• [Do this]: Check every line of the entries for "中华人民共和国住房和城乡建设部", and copy the lines that hold it.

• [Data for this task]:
>> begin

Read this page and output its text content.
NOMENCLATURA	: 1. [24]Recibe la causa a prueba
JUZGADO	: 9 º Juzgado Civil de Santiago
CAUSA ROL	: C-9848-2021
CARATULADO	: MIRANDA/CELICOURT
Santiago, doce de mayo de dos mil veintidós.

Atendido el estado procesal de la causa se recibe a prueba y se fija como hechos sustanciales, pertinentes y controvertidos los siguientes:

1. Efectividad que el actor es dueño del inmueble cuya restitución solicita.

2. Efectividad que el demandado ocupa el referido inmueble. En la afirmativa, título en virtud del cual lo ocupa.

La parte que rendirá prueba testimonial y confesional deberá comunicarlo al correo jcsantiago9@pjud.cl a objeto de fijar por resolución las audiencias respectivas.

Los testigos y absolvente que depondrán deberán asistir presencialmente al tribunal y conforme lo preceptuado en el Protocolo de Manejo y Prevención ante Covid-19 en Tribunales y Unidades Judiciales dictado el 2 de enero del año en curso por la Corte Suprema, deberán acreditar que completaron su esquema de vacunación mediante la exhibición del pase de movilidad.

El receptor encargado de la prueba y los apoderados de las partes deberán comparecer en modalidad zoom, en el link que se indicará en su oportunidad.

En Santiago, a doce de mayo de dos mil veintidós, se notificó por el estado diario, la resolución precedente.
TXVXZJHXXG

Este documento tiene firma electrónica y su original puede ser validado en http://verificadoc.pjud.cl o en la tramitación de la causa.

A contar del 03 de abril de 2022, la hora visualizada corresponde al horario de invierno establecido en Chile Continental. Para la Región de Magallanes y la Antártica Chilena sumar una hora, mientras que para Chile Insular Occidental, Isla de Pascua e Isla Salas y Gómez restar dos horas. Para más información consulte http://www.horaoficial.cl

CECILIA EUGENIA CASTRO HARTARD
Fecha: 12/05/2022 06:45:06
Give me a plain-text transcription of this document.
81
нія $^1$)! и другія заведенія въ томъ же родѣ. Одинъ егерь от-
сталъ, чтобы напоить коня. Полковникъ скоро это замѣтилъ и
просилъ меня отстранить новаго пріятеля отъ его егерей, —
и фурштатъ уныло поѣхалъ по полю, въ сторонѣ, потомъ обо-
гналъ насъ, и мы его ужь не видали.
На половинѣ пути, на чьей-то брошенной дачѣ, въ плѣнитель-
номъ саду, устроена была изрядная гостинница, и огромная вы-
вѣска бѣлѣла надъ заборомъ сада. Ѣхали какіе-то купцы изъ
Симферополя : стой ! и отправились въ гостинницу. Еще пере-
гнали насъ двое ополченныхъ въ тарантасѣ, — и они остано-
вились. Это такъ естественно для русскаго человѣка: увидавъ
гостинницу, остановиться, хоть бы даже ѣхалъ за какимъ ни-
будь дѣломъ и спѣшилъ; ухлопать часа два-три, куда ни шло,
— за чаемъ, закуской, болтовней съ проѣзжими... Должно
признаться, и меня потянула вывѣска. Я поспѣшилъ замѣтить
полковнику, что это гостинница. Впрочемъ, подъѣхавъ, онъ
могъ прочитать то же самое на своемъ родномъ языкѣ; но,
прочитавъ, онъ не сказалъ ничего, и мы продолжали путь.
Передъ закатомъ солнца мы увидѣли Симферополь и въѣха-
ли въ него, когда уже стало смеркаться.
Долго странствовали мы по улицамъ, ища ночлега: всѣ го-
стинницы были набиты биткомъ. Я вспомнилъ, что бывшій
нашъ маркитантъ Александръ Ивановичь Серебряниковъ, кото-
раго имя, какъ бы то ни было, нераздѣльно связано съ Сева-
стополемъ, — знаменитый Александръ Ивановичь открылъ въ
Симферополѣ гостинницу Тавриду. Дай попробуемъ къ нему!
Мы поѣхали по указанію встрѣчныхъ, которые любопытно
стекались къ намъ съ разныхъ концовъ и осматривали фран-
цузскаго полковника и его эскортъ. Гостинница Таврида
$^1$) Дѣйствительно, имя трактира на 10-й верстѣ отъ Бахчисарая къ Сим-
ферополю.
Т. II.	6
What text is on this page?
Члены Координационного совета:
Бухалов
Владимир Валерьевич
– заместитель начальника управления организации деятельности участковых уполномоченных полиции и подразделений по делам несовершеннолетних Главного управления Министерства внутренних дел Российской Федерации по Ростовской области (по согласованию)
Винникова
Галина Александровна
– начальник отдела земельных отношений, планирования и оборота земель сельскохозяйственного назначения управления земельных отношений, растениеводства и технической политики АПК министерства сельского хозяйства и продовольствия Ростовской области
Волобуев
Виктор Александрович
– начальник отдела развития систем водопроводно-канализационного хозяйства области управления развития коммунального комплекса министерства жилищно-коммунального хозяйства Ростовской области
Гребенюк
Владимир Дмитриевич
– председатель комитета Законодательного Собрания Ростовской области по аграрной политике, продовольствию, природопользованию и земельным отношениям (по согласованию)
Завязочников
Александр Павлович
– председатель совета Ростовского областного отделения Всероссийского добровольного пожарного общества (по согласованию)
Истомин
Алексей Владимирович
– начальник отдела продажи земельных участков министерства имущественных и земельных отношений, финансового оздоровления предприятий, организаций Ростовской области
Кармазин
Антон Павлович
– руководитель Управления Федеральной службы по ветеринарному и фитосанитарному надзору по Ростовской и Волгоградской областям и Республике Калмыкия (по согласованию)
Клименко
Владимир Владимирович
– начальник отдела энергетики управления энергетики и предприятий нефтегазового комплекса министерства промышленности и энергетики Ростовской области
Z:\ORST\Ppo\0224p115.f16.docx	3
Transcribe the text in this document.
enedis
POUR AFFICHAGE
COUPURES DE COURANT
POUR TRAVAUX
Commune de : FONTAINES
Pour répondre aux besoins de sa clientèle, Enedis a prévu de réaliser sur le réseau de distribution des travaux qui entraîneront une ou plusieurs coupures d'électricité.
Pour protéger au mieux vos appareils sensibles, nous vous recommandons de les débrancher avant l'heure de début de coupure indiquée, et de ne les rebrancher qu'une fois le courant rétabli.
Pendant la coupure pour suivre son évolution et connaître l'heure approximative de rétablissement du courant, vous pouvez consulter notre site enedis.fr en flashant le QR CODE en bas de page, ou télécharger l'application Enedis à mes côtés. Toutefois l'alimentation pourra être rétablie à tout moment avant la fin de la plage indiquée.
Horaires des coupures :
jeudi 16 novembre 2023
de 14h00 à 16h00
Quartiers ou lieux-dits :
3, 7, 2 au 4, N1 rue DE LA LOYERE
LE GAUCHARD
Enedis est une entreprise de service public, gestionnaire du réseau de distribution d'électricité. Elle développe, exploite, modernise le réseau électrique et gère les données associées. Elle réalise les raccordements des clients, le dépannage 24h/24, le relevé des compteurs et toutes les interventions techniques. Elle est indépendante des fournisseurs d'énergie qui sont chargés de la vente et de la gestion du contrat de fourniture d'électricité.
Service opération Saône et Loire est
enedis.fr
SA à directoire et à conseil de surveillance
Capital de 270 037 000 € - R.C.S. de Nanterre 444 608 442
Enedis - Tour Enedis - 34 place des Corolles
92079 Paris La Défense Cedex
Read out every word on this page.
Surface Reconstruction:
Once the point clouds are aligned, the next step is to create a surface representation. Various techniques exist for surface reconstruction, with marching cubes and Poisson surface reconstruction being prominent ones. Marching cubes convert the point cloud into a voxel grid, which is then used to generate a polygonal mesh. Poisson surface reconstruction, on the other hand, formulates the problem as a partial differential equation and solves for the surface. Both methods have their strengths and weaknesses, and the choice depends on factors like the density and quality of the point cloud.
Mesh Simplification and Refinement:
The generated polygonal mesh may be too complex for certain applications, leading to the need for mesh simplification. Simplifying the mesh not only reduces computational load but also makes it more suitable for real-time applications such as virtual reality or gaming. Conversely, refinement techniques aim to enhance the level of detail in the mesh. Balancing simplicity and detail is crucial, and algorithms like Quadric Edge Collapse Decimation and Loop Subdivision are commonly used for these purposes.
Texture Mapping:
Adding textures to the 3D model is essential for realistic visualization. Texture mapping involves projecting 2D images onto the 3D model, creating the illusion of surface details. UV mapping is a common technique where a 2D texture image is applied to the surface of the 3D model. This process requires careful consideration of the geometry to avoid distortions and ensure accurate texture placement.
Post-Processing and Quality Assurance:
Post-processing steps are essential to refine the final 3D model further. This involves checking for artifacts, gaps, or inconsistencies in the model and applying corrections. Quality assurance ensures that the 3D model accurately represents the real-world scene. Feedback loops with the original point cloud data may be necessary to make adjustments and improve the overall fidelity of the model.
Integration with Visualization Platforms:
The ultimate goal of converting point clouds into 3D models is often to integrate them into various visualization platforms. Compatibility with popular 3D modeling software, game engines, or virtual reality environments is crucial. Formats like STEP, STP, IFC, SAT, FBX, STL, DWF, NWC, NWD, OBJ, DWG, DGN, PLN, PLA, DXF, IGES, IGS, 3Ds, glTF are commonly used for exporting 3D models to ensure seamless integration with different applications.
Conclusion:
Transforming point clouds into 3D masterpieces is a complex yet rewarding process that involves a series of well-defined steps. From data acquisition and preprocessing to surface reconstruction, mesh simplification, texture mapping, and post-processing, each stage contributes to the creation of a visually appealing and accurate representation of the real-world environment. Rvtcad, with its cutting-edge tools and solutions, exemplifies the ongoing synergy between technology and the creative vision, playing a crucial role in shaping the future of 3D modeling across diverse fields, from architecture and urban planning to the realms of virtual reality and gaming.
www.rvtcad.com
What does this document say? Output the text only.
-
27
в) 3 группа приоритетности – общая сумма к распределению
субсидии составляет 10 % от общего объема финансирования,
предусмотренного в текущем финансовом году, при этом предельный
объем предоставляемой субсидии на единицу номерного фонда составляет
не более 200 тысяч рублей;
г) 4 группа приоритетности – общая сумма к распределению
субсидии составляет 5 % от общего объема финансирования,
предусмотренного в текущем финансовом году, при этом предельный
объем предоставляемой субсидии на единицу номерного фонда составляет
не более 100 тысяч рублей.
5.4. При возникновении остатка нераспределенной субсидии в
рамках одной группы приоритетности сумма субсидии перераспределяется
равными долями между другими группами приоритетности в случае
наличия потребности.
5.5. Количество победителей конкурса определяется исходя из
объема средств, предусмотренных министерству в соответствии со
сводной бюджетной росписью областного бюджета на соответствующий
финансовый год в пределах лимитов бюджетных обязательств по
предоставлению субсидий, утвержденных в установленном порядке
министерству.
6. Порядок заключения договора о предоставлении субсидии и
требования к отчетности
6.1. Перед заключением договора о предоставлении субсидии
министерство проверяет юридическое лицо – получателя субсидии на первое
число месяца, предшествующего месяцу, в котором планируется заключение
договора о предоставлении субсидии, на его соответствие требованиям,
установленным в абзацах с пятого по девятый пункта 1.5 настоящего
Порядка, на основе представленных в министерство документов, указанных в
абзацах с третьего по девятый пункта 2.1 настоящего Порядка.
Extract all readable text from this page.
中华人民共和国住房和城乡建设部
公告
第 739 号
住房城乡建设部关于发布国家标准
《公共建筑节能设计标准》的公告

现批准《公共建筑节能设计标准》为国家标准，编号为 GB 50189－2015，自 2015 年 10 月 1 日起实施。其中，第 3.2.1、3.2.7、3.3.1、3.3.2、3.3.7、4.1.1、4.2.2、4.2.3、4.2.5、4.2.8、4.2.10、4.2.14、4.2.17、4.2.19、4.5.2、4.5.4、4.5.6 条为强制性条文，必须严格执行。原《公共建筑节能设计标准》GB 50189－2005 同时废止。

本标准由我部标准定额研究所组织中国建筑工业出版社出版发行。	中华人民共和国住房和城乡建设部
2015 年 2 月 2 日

>> end

• [Problem solution]:
中华人民共和国住房和城乡建设部
本标准由我部标准定额研究所组织中国建筑工业出版社出版发行。	中华人民共和国住房和城乡建设部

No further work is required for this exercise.